- AIM -
Take each line that has the word "will" and return it.

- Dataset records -

◆ ◆ ◆

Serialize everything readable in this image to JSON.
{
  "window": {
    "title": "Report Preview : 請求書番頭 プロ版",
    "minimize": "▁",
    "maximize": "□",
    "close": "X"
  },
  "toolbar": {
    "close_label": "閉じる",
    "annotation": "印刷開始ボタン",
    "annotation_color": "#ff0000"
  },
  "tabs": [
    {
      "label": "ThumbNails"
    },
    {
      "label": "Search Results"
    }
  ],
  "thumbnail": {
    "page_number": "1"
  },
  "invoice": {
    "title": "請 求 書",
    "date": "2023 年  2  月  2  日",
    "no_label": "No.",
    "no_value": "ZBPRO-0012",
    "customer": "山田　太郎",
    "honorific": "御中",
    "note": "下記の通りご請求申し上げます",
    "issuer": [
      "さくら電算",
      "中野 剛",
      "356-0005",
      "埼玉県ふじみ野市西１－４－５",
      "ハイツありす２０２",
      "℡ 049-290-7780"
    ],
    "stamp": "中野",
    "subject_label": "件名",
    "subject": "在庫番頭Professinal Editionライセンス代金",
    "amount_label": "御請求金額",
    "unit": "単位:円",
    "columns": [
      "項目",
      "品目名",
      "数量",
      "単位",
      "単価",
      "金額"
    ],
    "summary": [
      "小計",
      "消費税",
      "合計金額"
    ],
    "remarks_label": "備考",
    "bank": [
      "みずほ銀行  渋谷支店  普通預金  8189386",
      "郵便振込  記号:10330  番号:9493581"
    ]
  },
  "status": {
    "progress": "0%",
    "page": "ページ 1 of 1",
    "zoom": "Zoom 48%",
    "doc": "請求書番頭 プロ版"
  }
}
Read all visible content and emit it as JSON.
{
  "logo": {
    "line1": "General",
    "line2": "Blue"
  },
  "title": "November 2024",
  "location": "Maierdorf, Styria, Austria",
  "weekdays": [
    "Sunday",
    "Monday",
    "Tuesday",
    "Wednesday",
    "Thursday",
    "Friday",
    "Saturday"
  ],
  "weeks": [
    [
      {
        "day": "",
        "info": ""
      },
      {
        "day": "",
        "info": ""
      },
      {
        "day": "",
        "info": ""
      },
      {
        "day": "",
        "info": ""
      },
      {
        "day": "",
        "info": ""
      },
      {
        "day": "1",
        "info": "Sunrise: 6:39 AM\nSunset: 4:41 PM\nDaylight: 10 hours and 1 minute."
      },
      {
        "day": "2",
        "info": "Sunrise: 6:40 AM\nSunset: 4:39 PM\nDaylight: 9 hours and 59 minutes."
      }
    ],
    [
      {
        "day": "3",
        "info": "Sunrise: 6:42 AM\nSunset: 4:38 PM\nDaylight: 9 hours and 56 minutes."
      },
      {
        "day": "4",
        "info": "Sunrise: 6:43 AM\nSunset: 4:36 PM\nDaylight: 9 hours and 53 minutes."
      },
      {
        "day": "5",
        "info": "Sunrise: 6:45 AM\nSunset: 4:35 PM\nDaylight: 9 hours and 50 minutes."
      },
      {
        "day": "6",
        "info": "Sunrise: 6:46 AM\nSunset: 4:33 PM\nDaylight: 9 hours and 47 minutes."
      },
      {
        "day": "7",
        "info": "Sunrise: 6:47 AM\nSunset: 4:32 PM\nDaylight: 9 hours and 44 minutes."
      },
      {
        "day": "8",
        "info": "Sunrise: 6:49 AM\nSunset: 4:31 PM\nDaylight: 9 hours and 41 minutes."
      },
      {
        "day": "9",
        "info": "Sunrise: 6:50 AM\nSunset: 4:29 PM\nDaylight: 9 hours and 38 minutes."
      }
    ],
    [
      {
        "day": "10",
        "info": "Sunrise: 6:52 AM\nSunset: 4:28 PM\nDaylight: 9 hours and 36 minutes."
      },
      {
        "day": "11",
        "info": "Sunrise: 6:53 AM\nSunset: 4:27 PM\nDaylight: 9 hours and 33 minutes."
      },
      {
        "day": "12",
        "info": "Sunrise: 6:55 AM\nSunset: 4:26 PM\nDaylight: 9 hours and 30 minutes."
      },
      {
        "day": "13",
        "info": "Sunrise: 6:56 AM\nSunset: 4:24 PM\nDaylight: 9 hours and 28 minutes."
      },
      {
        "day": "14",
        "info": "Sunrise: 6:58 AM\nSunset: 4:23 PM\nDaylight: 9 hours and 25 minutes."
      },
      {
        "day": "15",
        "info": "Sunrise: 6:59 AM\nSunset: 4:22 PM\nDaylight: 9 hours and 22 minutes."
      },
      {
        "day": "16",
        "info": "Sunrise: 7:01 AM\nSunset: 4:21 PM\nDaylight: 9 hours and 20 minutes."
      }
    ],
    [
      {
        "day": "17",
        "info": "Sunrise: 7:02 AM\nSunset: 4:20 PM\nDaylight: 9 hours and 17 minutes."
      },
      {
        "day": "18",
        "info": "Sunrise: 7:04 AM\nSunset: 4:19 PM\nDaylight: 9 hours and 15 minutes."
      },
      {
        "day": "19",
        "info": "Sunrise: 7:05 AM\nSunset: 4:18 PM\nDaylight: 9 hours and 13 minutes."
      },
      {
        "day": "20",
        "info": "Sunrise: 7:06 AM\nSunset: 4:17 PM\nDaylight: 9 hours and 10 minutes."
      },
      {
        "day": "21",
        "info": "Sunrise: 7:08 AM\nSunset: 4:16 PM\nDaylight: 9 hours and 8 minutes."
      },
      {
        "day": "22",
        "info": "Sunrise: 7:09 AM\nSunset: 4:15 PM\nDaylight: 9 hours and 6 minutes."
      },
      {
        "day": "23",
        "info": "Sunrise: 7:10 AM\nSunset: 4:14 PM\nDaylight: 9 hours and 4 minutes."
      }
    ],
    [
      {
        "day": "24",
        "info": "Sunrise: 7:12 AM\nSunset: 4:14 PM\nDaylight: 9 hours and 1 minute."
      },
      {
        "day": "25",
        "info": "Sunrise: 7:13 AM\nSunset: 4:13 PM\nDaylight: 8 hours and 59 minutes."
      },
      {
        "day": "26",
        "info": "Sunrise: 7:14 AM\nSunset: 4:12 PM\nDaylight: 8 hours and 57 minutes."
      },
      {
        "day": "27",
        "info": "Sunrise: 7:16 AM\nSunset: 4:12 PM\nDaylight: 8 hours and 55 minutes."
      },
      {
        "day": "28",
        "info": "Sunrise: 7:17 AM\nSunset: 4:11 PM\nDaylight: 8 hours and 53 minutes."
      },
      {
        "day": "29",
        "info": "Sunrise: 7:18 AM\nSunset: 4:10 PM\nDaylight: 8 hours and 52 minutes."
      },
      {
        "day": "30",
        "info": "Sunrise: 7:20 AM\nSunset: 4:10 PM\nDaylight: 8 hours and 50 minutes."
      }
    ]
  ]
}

◆ ◆ ◆

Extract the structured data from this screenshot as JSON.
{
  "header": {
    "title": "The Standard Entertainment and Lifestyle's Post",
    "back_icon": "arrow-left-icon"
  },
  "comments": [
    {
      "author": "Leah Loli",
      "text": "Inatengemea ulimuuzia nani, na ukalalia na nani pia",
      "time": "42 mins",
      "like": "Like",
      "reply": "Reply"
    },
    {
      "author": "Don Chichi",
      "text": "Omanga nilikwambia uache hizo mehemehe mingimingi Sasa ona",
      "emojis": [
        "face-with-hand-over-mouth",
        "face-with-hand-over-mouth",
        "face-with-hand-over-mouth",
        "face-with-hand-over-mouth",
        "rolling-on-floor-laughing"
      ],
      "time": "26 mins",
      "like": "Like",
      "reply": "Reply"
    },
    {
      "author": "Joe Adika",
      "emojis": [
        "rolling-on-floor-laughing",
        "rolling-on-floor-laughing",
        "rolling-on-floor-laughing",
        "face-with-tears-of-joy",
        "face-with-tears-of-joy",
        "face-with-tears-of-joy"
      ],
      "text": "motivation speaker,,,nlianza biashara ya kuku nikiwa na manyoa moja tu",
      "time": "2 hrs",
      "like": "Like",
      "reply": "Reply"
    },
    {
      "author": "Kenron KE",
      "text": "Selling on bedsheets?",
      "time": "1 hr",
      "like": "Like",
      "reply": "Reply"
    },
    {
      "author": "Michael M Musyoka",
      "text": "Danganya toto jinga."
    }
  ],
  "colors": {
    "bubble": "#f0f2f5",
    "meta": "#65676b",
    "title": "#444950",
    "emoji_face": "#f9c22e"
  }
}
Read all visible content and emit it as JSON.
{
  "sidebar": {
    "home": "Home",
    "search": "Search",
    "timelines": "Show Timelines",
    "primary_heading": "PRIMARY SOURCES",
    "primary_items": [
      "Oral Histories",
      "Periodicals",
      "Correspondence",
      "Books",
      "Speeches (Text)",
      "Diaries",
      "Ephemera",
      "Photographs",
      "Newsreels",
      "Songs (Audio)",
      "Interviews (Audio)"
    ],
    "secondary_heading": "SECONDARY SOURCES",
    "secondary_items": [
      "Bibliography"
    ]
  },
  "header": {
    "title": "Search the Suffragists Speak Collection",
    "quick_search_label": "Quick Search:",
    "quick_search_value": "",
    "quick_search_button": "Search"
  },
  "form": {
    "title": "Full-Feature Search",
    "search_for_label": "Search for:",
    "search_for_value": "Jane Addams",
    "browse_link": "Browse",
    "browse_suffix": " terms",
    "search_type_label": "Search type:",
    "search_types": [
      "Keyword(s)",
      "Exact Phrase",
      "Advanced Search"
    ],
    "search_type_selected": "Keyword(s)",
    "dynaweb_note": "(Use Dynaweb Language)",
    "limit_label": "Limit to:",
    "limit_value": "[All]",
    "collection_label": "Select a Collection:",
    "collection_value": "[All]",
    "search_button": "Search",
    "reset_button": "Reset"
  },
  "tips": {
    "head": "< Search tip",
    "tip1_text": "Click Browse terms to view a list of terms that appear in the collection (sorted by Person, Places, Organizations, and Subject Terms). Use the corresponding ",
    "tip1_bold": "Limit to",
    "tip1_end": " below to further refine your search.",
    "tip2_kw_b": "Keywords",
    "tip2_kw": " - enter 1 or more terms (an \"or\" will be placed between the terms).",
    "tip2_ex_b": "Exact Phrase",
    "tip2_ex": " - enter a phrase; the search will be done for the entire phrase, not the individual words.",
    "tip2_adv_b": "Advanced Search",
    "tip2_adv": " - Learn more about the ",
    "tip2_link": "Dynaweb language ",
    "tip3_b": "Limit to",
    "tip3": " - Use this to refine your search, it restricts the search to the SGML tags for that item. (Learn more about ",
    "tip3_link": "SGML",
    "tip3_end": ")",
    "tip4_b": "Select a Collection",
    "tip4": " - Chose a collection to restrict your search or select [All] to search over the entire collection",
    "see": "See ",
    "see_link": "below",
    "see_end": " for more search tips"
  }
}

◆ ◆ ◆

- TASK RESULT -
    "tip2_kw": " - enter 1 or more terms (an \"or\" will be placed between the terms).",
    "tip2_ex": " - enter a phrase; the search will be done for the entire phrase, not the individual words.",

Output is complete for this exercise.